Hedef – Sayfa alıntısına göre açılması düşünülen bistronun adı ne olacak?

Sayfa alıntısı –
◇ ◇ ◇ ◇
Gayrimeşgul insan gurmesi

Bizde gezerdik siz gibi, sizde geleceksiniz biz gibi, mezar taşındaki yazıya bak! Bak, bak, bak… Yattığı yerden dalga geçiyor kimileri, kimileri yaşamak sanıyor, yaşamak nasıl bir şey diye soruyor kimileri? Cevap vermek istemiyor gibi yapsamda çoğu zaman, ismindeki ilk heceyi duyunca nutkum tutuluyor ki benim.

Ah gagori vah gagori. Tam tosbasın.

Neyse şu sıralar bi bistro açmayı düşünüyorum, adı “Aynı Bokun Laciverti” olacak, sadece ve sadece kodaman adamlar ile osuruğu pembe olan bayanlar girebilecek. Mochasından dudak tahlili, lattesinden göğüs ölçüsü, filtre kahvesinden de karakter analizi yapacağım, duygusallaşıyor muyum neyim, bi durgunlaşıyorum bi melankolik sanki, mumlar yakıp gece karanlığında ayin yapasım var gibi, kalem kâğıt alıp uzun uzun yazasım… çokta sıkmak istemiyorum okuyanları ama bildigin, “her cerihamdan, ilahi, boşanıp kanlı yaşım, fışkırır ruhi mücerred gibi yerden naşım” diyesim var yani. çok doluyum a dostlar…

Dizilerde, sitcomlarda veya sinema filmlerinde gördüğüm sahnelerin gerçek hayata vurgusundaki gerçeklik paha biçilemez bir izdüşümü olmaya başladı bende, derin ve yarası bana mahsus gözyaşları bıraktı, duygusal insan olmak ile duygusal insan olabilmek arasındaki ince çizgiyi sanki annemin bal tefsirinde anladım ve vücut buldu dedemin kulağıma bastırarak dinlettiği saatte, tık tık. Kırılganım biraz anlayın işte… Oysa sırlarımızı ifşa etmemek öğretildi bize ve içinde yaşamak, en güzel duyguları bastırmak, gömmek, saplamak göğsünün ortasına, o yüzden bu yüzümdeki çıkıntılar ve ne olduğu belirsiz kabarıklıklar.
◇ ◇ ◇ ◇
Sağlanan bilgiler –

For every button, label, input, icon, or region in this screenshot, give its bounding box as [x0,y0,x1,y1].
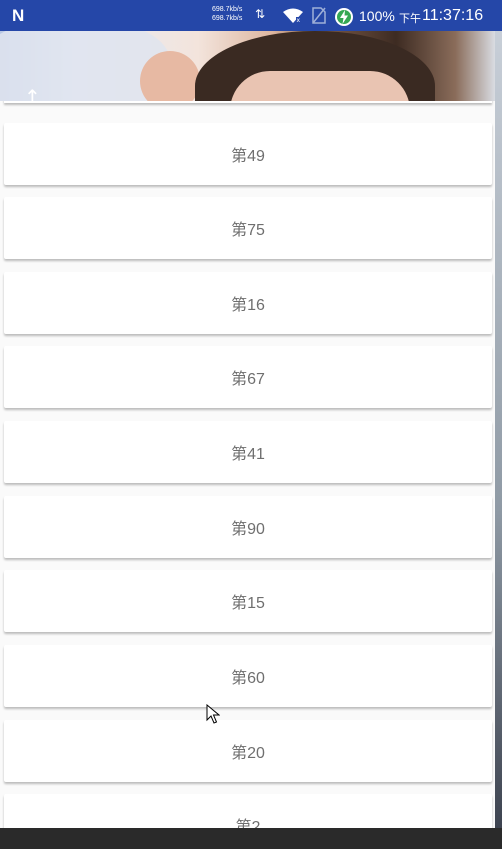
◇ ◇ ◇ ◇
Alıştırmanın cevabı – Bistronun adı “Aynı Bokun Laciverti” olacak.